===== Material for this exercise =====

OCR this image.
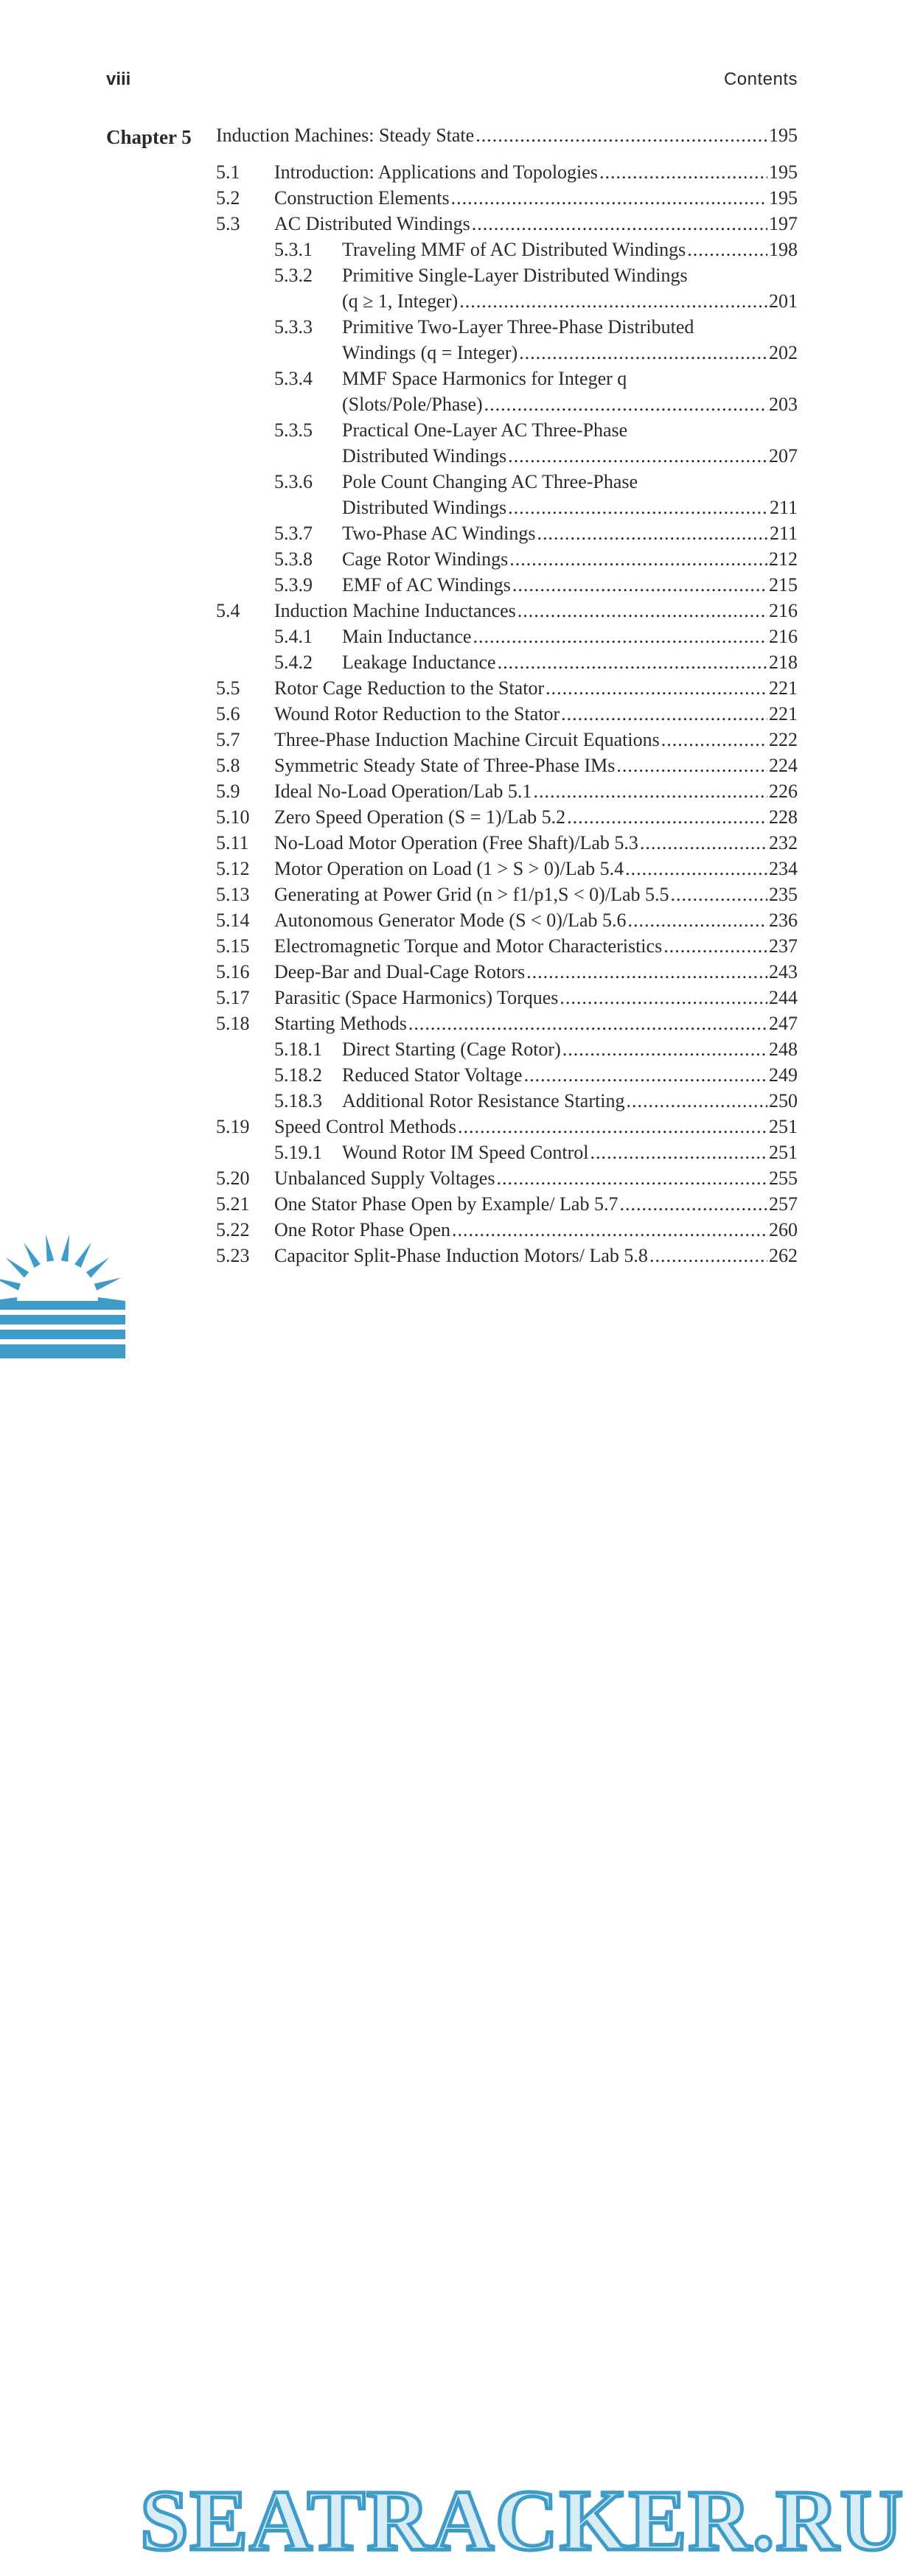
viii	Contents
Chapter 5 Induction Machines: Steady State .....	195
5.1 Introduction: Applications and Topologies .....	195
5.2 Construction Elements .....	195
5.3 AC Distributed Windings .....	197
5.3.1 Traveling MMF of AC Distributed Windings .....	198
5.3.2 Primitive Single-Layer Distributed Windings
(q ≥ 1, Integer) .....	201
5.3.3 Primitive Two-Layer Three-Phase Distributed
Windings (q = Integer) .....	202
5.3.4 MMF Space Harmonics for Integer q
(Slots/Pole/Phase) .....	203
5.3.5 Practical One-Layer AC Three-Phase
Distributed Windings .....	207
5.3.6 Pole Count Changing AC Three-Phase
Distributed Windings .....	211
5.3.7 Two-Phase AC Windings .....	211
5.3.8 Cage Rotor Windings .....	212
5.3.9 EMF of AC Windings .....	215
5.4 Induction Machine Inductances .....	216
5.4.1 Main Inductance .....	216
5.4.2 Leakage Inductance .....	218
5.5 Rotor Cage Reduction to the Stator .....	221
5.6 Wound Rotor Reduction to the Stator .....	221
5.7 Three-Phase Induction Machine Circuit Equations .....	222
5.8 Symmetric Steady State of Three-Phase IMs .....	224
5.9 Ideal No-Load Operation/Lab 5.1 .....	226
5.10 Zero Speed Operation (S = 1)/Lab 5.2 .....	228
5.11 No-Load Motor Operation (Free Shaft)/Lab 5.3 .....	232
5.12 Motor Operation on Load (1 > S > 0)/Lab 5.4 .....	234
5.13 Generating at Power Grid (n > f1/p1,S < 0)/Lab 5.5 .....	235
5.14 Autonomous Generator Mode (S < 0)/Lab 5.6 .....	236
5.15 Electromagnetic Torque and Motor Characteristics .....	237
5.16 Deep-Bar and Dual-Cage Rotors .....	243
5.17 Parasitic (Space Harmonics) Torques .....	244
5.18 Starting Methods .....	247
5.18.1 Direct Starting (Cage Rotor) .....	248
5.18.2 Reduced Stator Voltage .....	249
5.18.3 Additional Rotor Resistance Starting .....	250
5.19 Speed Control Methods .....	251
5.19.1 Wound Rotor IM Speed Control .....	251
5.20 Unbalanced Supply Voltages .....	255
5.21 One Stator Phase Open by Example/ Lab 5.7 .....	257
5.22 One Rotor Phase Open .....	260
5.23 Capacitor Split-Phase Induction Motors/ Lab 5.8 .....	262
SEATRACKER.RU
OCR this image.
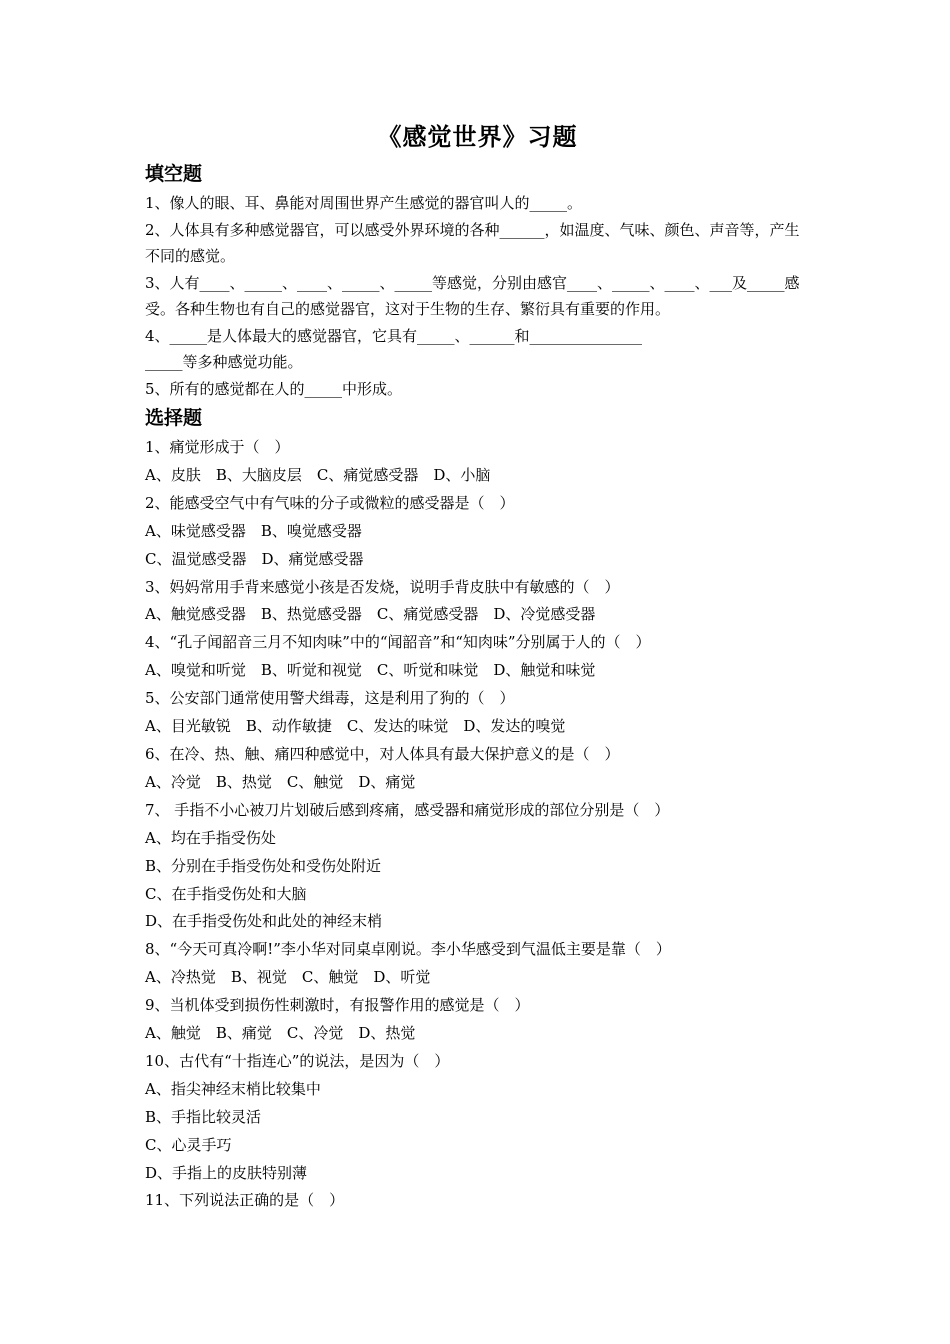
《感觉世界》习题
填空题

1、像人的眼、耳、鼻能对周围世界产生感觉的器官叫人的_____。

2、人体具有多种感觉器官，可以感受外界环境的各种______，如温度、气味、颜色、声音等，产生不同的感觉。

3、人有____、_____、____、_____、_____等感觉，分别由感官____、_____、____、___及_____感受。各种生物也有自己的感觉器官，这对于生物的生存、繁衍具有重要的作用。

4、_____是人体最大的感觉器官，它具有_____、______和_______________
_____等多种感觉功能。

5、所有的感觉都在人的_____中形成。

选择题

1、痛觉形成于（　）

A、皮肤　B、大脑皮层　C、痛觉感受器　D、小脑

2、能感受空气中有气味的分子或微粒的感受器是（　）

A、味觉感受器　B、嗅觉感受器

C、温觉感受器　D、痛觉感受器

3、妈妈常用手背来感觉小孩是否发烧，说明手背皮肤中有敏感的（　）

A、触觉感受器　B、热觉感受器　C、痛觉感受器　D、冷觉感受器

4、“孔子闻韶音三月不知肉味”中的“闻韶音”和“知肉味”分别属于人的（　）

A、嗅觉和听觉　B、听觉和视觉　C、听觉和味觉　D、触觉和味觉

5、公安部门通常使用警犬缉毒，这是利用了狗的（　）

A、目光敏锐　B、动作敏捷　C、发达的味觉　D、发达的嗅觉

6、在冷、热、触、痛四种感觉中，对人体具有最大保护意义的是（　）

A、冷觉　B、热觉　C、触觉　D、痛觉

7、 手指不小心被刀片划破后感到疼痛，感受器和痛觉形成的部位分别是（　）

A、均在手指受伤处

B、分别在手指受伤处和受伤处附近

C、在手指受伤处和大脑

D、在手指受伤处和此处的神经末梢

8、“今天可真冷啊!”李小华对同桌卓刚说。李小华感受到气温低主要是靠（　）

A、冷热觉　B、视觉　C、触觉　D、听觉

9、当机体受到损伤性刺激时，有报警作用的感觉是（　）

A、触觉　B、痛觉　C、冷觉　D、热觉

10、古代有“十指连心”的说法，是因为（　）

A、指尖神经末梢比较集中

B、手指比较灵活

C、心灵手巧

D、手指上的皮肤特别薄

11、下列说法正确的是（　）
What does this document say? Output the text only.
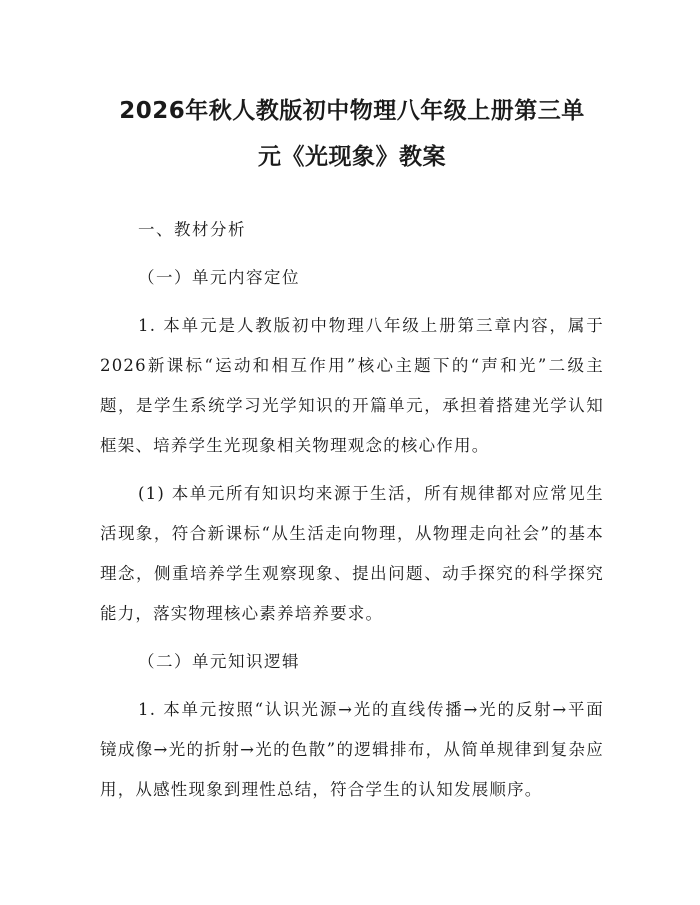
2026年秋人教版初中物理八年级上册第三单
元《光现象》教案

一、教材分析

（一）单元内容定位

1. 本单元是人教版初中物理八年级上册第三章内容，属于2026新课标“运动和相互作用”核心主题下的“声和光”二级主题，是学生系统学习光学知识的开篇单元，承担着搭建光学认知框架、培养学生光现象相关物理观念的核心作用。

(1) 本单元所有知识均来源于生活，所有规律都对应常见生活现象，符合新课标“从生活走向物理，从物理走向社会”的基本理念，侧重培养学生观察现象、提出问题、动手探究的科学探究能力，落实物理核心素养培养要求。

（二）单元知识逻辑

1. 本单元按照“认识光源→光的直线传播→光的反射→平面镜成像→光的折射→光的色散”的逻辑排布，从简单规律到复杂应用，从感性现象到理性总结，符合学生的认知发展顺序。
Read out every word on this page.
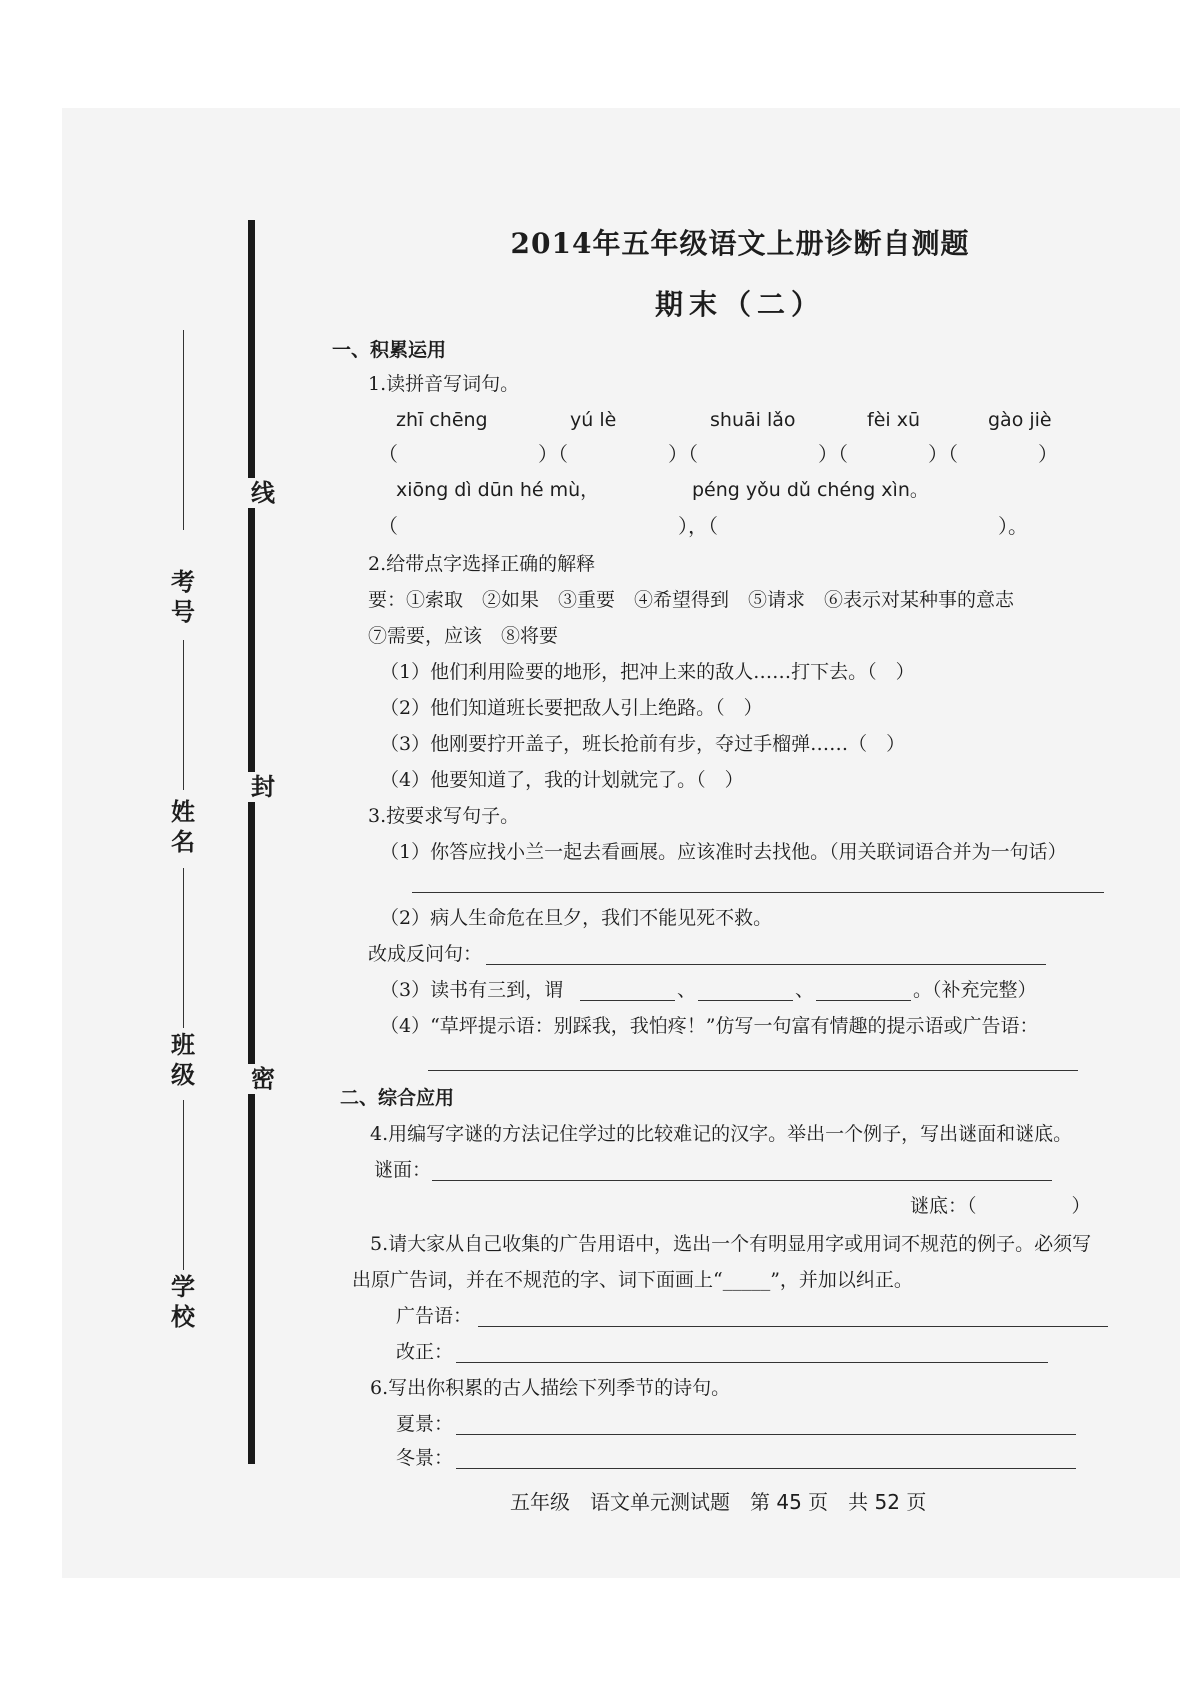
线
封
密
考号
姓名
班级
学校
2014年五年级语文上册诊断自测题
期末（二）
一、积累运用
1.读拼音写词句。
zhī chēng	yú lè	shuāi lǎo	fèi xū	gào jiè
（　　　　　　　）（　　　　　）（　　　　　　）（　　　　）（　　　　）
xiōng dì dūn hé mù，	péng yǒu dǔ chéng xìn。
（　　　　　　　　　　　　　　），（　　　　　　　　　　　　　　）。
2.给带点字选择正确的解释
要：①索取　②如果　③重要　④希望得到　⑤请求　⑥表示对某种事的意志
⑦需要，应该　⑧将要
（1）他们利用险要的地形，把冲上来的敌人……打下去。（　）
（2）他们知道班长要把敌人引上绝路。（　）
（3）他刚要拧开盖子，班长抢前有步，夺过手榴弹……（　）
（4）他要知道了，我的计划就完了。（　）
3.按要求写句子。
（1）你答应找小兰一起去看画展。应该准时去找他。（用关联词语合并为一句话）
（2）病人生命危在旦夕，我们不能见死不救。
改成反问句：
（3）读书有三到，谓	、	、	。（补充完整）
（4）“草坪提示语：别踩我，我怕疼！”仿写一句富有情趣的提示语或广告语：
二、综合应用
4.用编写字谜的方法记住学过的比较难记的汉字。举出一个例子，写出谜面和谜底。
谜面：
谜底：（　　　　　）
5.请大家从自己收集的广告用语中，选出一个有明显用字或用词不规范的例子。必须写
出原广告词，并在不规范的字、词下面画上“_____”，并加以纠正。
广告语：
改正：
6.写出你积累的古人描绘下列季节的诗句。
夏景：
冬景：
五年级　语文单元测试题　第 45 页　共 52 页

=====

* Exercise details
Within the listing above, work out how many lines contain the string "Pole", and reply with that number only.

* Solution to the exercise
2